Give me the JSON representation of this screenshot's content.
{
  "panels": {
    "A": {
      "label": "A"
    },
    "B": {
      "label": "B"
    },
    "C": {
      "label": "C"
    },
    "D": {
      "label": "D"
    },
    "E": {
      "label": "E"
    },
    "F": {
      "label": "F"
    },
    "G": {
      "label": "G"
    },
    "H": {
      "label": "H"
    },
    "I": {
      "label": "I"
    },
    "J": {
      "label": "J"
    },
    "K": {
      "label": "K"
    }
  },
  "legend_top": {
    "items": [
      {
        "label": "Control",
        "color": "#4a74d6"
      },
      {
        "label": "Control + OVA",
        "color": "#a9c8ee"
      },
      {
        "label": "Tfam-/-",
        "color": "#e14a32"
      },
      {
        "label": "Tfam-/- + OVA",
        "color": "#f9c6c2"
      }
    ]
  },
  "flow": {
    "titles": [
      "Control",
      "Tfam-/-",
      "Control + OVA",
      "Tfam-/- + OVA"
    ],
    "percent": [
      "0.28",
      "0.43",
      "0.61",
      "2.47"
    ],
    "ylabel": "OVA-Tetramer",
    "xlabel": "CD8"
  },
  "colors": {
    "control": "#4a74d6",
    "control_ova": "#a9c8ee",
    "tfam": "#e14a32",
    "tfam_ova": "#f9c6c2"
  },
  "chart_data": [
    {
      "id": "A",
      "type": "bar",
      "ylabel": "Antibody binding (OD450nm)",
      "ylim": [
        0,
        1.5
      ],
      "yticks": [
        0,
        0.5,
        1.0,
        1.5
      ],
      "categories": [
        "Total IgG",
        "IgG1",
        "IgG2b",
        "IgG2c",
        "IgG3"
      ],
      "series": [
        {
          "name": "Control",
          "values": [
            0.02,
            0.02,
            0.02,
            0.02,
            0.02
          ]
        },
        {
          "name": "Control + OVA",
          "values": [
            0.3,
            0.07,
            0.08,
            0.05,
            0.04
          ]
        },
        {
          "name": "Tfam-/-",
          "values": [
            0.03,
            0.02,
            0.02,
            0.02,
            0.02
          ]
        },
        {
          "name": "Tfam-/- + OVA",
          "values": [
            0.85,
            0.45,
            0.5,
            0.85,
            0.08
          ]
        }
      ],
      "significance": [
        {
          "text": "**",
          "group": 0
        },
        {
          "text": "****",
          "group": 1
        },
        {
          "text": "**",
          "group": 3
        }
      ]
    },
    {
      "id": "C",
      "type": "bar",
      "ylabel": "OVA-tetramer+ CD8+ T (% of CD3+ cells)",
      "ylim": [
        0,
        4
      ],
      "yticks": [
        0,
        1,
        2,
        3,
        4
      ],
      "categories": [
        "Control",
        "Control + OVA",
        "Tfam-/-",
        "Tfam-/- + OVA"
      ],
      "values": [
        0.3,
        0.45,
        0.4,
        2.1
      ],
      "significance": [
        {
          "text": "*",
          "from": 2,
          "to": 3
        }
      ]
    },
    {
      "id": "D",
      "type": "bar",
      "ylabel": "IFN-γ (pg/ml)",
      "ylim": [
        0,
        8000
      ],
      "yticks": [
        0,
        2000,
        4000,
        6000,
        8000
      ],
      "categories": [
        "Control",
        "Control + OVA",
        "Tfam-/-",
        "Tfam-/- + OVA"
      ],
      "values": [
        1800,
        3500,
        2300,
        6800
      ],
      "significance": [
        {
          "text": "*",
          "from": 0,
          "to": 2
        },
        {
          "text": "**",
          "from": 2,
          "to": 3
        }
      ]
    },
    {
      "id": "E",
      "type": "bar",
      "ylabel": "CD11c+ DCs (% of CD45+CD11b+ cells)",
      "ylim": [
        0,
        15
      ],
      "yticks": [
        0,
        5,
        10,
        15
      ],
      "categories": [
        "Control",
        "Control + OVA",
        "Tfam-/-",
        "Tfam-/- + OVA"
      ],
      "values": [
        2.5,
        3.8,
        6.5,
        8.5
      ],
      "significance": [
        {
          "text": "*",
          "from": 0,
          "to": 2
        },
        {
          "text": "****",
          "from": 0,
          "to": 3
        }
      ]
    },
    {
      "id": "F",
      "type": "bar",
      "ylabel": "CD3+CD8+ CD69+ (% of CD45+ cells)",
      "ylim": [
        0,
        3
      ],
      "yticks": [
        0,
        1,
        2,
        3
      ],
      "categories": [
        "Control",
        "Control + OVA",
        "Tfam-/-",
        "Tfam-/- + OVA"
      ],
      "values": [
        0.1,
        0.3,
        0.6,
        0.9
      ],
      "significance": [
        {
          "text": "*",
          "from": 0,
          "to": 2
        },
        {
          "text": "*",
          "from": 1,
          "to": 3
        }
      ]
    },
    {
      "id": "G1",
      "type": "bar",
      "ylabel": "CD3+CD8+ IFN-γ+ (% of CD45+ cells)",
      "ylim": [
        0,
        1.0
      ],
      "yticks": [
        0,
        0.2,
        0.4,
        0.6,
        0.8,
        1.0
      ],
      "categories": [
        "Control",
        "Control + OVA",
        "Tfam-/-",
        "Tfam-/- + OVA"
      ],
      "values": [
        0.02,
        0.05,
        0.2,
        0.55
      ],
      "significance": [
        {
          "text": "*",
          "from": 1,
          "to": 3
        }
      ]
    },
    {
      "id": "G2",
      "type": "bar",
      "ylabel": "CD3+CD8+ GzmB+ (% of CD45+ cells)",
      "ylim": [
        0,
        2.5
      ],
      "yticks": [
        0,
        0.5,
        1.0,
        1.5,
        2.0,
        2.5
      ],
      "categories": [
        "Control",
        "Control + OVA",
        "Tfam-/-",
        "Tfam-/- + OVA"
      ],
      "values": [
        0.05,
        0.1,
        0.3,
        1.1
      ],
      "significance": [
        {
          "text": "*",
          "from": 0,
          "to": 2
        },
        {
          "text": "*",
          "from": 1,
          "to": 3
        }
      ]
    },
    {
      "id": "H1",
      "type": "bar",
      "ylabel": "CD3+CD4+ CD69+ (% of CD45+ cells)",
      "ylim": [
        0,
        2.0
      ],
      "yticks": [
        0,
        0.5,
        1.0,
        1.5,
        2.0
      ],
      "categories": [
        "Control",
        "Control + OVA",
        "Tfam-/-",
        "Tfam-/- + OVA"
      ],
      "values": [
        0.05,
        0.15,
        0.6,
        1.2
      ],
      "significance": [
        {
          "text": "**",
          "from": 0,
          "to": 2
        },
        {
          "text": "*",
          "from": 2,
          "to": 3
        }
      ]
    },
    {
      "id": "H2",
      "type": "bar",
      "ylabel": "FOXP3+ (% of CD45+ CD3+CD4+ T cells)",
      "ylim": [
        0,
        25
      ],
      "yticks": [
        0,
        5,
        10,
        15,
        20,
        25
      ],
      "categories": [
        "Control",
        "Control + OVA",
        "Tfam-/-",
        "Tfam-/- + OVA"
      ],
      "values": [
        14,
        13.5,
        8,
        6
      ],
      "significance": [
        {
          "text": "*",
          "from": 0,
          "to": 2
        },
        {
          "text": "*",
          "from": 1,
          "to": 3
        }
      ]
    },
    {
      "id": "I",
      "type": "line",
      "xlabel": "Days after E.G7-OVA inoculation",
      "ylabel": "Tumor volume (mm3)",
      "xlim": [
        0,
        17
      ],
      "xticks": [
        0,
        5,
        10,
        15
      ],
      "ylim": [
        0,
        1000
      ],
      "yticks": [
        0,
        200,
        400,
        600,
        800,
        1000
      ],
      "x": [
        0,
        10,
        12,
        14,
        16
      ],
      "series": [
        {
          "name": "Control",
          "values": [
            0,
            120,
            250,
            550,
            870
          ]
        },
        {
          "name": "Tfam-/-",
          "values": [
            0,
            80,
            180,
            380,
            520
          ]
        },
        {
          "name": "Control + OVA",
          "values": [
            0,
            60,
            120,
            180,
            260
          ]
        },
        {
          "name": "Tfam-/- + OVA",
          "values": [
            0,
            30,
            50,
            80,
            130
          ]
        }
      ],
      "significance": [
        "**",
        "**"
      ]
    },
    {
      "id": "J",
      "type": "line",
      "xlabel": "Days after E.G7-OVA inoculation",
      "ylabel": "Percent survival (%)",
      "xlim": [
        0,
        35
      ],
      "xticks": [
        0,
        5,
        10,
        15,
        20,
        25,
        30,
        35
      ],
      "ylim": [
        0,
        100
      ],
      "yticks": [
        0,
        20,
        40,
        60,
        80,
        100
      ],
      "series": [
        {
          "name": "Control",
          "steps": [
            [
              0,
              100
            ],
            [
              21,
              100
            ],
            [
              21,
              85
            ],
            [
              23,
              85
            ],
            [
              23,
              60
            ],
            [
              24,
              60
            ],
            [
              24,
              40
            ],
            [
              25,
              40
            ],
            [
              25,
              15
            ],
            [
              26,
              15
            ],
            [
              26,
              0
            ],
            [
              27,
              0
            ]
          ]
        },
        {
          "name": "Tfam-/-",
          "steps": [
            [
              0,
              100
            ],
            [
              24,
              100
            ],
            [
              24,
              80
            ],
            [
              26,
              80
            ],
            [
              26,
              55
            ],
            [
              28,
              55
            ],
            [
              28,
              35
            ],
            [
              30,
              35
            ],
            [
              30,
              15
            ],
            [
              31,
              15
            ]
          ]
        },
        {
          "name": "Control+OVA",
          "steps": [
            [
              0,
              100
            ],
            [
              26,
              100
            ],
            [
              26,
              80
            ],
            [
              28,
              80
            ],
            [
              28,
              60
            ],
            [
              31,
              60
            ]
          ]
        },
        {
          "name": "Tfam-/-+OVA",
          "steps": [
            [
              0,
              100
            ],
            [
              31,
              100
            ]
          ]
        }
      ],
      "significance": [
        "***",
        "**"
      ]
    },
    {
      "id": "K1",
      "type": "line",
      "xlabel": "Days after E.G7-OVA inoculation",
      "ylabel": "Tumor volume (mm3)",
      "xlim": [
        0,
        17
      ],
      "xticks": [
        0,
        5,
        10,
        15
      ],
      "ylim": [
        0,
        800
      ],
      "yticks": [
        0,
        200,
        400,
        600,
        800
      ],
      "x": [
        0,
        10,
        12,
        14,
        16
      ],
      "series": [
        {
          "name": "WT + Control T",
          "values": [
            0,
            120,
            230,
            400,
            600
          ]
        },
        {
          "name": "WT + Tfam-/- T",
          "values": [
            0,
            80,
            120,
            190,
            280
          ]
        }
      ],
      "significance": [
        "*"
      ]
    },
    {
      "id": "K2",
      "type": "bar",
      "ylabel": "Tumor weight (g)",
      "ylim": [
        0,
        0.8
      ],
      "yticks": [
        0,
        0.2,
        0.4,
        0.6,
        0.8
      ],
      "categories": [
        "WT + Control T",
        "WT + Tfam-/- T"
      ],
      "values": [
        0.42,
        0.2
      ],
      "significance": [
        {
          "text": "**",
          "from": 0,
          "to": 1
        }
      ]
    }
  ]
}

—————

### WHAT TO PRODUCE
Show a copy of each line from the records above in which the string "cells" occurs.

### RESPONSE
      "ylabel": "OVA-tetramer+ CD8+ T (% of CD3+ cells)",
      "ylabel": "CD11c+ DCs (% of CD45+CD11b+ cells)",
      "ylabel": "CD3+CD8+ CD69+ (% of CD45+ cells)",
      "ylabel": "CD3+CD8+ IFN-γ+ (% of CD45+ cells)",
      "ylabel": "CD3+CD8+ GzmB+ (% of CD45+ cells)",
      "ylabel": "CD3+CD4+ CD69+ (% of CD45+ cells)",
      "ylabel": "FOXP3+ (% of CD45+ CD3+CD4+ T cells)",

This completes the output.